EXERCISE REQUIREMENTS: Of the lines in the listing below, how many hold "frac"? Answer with the number only.

PROVIDED ENTRIES:
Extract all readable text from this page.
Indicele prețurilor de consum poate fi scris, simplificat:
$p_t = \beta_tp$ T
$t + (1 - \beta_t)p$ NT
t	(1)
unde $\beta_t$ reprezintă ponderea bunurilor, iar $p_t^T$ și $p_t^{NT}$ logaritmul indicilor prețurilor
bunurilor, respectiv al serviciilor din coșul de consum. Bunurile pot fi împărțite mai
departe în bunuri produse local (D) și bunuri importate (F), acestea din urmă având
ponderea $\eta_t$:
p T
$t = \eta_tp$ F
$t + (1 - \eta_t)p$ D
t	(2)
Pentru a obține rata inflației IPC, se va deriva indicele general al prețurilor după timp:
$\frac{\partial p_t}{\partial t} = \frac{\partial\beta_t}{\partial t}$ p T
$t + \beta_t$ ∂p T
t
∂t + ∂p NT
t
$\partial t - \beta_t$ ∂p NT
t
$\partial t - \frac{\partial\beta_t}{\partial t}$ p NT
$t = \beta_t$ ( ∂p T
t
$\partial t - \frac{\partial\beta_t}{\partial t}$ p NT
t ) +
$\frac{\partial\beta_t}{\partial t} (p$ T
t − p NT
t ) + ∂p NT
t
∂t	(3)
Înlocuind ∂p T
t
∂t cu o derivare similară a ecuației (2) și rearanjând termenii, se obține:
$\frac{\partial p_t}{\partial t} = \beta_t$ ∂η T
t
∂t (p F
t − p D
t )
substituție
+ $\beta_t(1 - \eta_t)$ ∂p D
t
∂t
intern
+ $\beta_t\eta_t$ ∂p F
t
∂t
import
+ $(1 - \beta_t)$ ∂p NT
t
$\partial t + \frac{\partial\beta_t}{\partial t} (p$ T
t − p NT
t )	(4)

IN RESPONSE: 6